Supplied records:
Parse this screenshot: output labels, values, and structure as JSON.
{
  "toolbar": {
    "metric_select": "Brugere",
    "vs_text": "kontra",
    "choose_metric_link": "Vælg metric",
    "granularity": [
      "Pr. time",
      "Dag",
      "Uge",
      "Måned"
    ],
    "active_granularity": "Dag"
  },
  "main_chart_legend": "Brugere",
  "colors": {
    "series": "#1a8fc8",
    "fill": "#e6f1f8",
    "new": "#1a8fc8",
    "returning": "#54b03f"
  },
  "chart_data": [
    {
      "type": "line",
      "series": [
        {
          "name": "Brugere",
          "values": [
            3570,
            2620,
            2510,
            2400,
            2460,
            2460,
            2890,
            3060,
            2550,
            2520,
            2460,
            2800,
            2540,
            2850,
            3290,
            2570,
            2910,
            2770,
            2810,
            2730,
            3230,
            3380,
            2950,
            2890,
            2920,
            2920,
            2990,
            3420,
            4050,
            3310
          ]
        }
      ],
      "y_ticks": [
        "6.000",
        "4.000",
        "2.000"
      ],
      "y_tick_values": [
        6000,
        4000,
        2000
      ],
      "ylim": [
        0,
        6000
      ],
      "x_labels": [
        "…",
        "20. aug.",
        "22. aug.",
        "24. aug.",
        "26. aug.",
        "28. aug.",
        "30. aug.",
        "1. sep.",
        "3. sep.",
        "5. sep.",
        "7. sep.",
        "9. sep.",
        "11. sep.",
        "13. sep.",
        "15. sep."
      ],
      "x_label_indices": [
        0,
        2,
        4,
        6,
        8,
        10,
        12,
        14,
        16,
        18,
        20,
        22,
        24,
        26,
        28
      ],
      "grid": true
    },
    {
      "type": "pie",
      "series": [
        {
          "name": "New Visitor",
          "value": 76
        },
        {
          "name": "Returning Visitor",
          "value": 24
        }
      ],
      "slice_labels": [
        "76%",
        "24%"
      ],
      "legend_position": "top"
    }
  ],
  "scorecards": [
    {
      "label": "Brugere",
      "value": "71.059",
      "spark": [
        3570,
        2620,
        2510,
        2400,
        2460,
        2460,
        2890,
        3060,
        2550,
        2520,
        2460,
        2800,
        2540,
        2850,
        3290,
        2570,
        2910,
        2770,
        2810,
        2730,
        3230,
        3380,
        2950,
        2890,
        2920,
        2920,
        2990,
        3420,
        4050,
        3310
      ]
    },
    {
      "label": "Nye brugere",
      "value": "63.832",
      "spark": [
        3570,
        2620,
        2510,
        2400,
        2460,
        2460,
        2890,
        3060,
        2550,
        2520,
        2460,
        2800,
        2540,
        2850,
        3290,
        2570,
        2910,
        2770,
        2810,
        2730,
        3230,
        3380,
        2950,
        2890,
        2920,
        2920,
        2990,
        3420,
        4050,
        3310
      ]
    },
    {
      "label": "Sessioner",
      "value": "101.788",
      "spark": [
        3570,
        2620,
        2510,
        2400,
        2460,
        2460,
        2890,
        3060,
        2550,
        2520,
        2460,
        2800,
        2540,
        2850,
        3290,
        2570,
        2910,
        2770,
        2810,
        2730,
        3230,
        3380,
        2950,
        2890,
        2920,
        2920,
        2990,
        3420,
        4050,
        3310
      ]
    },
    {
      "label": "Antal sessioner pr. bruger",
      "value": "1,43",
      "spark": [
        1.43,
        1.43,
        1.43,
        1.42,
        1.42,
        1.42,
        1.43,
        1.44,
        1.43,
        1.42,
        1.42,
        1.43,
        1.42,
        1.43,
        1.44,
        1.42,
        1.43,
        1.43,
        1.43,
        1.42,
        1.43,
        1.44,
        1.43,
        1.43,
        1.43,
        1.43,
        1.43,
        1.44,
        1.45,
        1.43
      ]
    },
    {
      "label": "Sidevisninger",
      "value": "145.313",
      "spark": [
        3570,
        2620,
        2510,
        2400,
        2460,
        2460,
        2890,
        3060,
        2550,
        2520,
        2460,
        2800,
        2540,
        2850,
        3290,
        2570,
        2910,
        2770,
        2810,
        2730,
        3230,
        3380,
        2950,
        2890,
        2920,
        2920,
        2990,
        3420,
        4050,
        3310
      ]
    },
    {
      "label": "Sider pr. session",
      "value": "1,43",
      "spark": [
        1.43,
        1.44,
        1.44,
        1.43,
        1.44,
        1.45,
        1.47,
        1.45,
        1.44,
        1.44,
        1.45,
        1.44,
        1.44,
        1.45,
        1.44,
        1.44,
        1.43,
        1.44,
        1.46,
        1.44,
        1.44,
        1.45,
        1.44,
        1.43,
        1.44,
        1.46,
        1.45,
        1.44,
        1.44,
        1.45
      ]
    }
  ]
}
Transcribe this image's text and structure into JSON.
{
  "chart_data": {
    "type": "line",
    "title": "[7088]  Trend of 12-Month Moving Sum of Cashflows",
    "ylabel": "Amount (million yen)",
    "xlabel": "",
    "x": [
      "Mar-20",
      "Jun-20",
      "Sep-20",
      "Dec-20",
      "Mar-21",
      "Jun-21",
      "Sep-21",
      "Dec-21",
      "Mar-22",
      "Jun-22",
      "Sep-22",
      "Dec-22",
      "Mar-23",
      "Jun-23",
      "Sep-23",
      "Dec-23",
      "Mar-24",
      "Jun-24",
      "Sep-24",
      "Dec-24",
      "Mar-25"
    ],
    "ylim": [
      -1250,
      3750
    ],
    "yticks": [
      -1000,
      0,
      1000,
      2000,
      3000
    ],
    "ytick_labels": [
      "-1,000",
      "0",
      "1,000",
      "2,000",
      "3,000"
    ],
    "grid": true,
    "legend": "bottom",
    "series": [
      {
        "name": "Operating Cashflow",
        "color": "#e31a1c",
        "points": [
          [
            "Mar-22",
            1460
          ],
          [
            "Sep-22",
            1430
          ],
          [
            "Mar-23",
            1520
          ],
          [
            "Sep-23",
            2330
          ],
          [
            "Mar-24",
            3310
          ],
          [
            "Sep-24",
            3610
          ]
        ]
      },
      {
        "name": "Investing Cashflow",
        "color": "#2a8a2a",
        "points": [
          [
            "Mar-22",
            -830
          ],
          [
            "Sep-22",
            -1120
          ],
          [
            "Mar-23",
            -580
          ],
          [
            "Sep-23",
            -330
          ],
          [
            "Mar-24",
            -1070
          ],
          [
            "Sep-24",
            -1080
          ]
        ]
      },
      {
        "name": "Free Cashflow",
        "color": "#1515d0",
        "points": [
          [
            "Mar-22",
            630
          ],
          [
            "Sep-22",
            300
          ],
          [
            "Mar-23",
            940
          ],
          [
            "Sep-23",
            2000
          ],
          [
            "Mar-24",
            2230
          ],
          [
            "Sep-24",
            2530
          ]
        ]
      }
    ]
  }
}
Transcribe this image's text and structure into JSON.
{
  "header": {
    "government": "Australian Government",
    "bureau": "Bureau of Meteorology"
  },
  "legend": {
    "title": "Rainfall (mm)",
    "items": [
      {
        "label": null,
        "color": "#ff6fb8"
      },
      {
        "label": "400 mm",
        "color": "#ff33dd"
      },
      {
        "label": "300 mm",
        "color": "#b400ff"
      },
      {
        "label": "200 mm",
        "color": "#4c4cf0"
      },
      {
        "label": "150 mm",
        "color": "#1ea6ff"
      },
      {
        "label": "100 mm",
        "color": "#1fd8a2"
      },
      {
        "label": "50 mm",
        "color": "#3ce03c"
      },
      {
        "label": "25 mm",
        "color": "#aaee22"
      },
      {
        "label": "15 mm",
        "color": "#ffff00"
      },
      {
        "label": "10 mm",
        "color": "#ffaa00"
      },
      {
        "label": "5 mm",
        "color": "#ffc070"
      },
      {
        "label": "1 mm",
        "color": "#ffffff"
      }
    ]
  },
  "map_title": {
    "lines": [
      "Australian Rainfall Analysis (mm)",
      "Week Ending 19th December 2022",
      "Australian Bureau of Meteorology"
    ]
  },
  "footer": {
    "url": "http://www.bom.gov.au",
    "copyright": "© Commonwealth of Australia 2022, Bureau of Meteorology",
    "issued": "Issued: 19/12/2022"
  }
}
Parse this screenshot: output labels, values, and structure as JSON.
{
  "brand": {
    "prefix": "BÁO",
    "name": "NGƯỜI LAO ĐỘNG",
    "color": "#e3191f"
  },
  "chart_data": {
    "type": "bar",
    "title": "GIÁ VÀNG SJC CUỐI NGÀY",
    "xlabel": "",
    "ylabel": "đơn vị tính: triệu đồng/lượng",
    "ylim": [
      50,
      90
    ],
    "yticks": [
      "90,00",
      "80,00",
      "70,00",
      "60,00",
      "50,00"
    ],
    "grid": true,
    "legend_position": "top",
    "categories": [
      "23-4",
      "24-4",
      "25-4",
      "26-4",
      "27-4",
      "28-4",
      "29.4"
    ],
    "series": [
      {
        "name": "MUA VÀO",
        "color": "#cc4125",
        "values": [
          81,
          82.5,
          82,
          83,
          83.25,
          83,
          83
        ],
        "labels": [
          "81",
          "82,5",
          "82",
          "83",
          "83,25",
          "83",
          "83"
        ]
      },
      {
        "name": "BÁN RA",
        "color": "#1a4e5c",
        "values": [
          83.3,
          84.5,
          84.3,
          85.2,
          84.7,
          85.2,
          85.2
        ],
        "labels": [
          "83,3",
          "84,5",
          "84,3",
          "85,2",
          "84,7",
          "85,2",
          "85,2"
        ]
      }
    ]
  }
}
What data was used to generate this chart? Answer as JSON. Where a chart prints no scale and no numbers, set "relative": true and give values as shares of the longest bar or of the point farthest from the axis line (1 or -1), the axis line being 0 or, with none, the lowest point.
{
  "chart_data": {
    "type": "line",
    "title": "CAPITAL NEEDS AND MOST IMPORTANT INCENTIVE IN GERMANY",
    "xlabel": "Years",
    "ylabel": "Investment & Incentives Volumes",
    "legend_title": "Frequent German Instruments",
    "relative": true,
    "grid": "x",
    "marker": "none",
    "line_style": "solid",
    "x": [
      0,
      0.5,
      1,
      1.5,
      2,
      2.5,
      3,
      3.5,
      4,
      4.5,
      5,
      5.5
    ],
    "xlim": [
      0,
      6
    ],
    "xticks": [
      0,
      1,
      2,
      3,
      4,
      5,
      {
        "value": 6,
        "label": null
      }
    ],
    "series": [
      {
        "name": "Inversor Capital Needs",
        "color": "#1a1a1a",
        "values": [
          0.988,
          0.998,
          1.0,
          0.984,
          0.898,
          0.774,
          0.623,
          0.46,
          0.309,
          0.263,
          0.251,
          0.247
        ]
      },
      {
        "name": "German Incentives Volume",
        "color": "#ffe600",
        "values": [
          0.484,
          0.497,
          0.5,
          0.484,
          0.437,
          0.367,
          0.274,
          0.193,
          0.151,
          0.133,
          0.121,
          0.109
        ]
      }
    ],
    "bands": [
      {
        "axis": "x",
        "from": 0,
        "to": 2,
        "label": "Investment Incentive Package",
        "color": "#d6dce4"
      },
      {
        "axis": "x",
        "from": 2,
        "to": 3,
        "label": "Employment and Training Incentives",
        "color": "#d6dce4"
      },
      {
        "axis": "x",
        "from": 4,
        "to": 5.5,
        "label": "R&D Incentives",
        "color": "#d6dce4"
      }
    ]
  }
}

Goal of the exercise: Pull out every line containing "Investment".

Exercise solution:
    "ylabel": "Investment & Incentives Volumes",
        "label": "Investment Incentive Package",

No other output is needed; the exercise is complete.